■ GIVEN EXERCISE:
Skip every image and restate the data word for word.

■ MATERIALS PROVIDED:

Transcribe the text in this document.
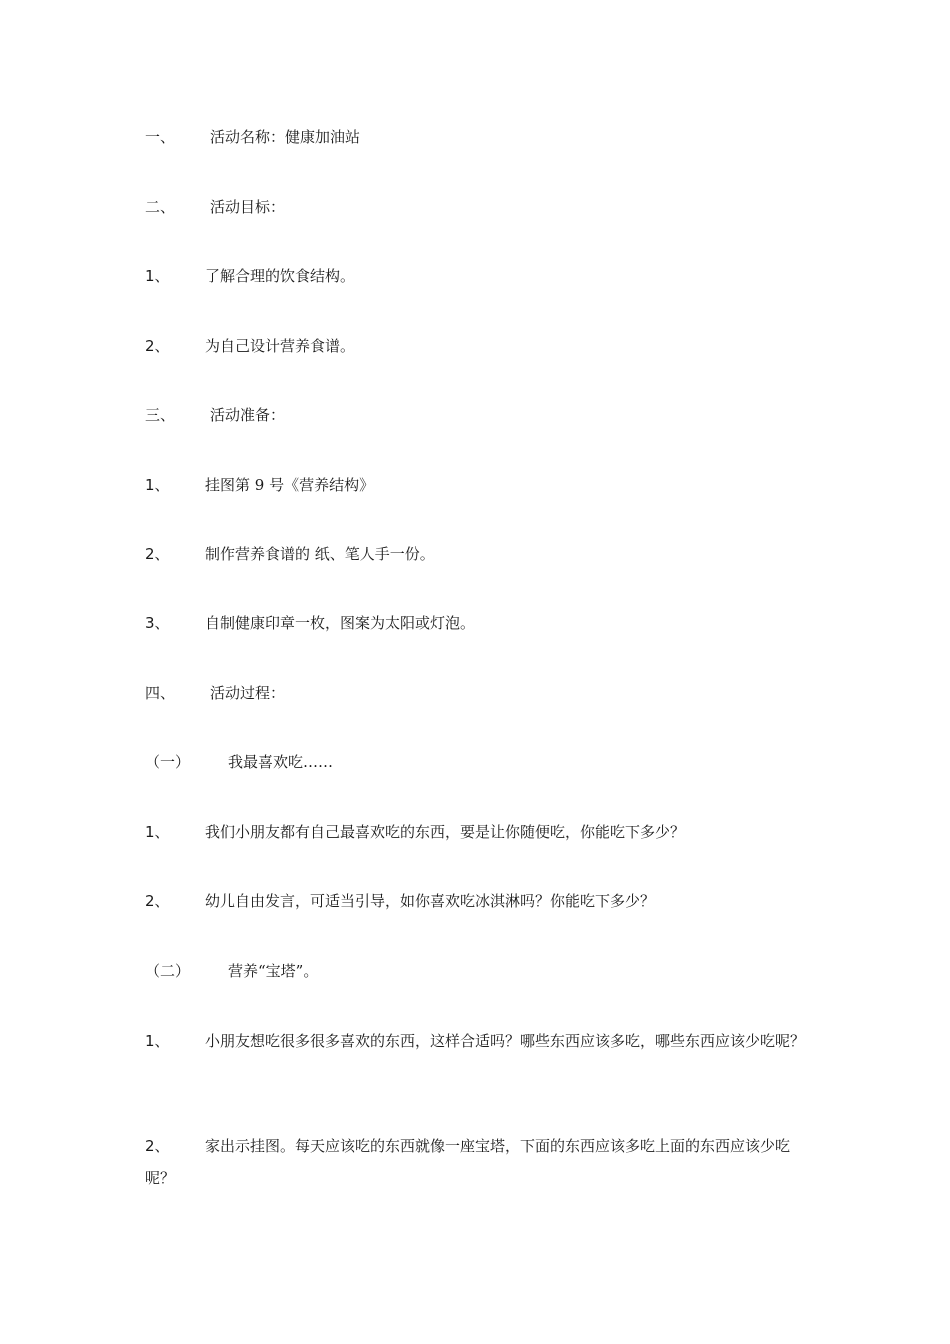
一、 活动名称：健康加油站
二、 活动目标：
1、 了解合理的饮食结构。
2、 为自己设计营养食谱。
三、 活动准备：
1、 挂图第 9 号《营养结构》
2、 制作营养食谱的 纸、笔人手一份。
3、 自制健康印章一枚，图案为太阳或灯泡。
四、 活动过程：
（一）	我最喜欢吃……
1、 我们小朋友都有自己最喜欢吃的东西，要是让你随便吃，你能吃下多少？
2、 幼儿自由发言，可适当引导，如你喜欢吃冰淇淋吗？你能吃下多少？
（二）	营养“宝塔”。
1、 小朋友想吃很多很多喜欢的东西，这样合适吗？哪些东西应该多吃，哪些东西应该少吃呢？
2、 家出示挂图。每天应该吃的东西就像一座宝塔，下面的东西应该多吃上面的东西应该少吃呢？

■ RESPONSE:
Transcribe the text in this document.
一、 活动名称：健康加油站
二、 活动目标：
1、 了解合理的饮食结构。
2、 为自己设计营养食谱。
三、 活动准备：
1、 挂图第 9 号《营养结构》
2、 制作营养食谱的 纸、笔人手一份。
3、 自制健康印章一枚，图案为太阳或灯泡。
四、 活动过程：
（一）	我最喜欢吃……
1、 我们小朋友都有自己最喜欢吃的东西，要是让你随便吃，你能吃下多少？
2、 幼儿自由发言，可适当引导，如你喜欢吃冰淇淋吗？你能吃下多少？
（二）	营养“宝塔”。
1、 小朋友想吃很多很多喜欢的东西，这样合适吗？哪些东西应该多吃，哪些东西应该少吃呢？
2、 家出示挂图。每天应该吃的东西就像一座宝塔，下面的东西应该多吃上面的东西应该少吃呢？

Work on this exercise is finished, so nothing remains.